- Share a noodle dish and get extra veggies on the side
- You can also usually order a side of veggies with a protein, such as shrimp
FRENCH (Americanized version)
- Duck confit
- Steak (medium well or well done)
- Beef Bourguignon/beef stew
- Salad with a protein (seafood/meat)
- Veal
- Trout amandine (trout with toasted almonds)
- Scallops
- Sides/apps: Soft cheeses, charcuterie, escargot, veggies (often haricot verts/green beans, asparagus, sauteed spinach), foie gras (luxury liver– an incredible pregnancy “superfood”!)
- Soup: French onion, tomato, seafood bisque
STEAK HOUSE
- Steak: medium or well-done is the most ideal
- Surf and turf
- Grilled salmon, chicken, steak, or shrimp salad
- Sides: any veggie sides available, such as creamed spinach, green beans, Brussels sprouts, or mixed veggies
Note: a specific doneness level (medium-rare, medium, etc.) does not correlate to a temperature; for example, ‘medium’ does not necessarily mean 165 F
PUB/BAR FOOD
- Hummus plate + veggies (you can also request veggies to dip even if not listed on the menu, often available)

EXERCISE TASKS ▸
**a)** Say whether each statement agrees with the list of restaurant dishes, answering yes or no and quoting the deciding words of the list: (i) The steak house section names creamed spinach as a possible side. (ii) The list says a steak ordered ‘medium’ always reaches 165 F. (iii) Under the French heading, trout amandine is described as trout with toasted almonds.
**b)** Resume the list of restaurant dishes from where it stops.

DATA LISTING ▸
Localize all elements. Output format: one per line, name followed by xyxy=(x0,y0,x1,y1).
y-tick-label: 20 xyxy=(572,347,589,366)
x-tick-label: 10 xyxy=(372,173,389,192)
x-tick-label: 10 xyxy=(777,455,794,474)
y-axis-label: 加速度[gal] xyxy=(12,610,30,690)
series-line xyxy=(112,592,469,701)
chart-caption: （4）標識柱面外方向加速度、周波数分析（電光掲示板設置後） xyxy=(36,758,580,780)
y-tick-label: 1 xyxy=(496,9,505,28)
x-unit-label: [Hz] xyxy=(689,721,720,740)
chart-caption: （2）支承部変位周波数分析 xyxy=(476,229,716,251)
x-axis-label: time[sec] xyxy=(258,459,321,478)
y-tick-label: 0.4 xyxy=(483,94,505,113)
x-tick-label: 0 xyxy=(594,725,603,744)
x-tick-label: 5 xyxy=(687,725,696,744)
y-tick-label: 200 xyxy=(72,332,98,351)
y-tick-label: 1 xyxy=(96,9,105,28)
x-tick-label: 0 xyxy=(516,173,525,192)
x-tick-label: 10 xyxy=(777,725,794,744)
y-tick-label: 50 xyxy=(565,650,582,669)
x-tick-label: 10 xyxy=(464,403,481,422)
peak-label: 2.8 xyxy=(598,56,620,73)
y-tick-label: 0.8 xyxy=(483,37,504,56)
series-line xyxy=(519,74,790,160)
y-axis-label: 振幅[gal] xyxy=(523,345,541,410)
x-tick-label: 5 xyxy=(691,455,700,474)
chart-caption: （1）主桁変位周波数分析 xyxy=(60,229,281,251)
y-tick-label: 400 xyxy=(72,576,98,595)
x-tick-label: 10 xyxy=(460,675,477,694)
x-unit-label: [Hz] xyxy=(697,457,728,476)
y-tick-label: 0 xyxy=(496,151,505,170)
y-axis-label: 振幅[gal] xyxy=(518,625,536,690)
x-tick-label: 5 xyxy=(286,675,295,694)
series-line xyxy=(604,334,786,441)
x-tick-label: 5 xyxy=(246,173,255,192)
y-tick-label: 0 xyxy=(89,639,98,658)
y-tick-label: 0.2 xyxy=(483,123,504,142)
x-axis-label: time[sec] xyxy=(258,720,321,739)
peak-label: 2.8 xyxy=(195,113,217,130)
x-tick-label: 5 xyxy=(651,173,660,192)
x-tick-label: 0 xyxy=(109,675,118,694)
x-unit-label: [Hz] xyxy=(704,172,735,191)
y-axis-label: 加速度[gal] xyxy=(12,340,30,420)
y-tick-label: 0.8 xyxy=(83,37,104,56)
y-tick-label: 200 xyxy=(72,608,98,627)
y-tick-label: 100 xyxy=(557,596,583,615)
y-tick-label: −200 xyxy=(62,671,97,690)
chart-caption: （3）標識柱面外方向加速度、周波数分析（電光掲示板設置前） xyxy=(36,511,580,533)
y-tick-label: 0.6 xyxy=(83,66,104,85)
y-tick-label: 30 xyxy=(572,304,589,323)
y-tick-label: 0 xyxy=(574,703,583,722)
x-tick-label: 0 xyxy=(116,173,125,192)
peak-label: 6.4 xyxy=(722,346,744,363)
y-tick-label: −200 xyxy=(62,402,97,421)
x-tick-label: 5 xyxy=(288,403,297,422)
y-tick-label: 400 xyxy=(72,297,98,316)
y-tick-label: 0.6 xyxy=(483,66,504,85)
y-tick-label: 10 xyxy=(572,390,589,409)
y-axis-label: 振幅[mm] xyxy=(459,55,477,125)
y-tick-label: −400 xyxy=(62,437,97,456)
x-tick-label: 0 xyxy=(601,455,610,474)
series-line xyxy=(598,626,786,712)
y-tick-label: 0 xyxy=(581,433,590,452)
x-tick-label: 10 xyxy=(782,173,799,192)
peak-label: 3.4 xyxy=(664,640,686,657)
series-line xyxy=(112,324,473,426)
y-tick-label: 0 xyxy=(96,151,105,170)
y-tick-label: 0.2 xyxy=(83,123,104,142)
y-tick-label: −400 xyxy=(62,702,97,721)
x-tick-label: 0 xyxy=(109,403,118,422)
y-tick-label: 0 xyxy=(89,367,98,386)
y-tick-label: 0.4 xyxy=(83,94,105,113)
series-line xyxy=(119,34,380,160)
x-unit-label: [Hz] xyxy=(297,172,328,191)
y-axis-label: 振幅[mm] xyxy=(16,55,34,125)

RESPONSES TO THE EXERCISE ▸
**a)**
(i) Yes: "any veggie sides available, such as creamed spinach, green beans, Brussels sprouts, or mixed veggies"
(ii) No: "‘medium’ does not necessarily mean 165 F"
(iii) Yes: "Trout amandine (trout with toasted almonds)"

**b)**
- Wings with carrots/celery
- Burger sans bun with toppings of choice
- Club/sandwich open-faced or sans bread
- Chili
- Salmon/shrimp
- Mozzarella sticks (add a non-fried/breaded protein or order with a side of veggies/side salad or soup with veggies and protein if hungrier)
- Salad + protein of choice (chicken, steak, salmon, shrimp, etc)
- Meat kebab
BRUNCH
- Any omelet/egg scramble with whole eggs (not egg beaters or egg whites) with all the veggies you would like, and any protein add-ins such as cheese and bacon
- Avocado and egg toast (or plain avocado toast with a side of bacon, sausage, or ham)
- Fried/poached eggs with veggies and meat
- Steak or smoked salmon + eggs
- Quiche
- Eggs Benedict
- Sides: fresh fruit, side salad, sauteed veggies, sausage, bacon, ham, yogurt + berries (ignore the granola unless you really love it, contains added sugars that are not worth it unless you are craving it)
→ Don’t forget: you can also combine multiple sides (i.e. bacon with eggs and fried tomatoes) to make a satisfying meal if you don’t see any nourishing entrees that seem appealing.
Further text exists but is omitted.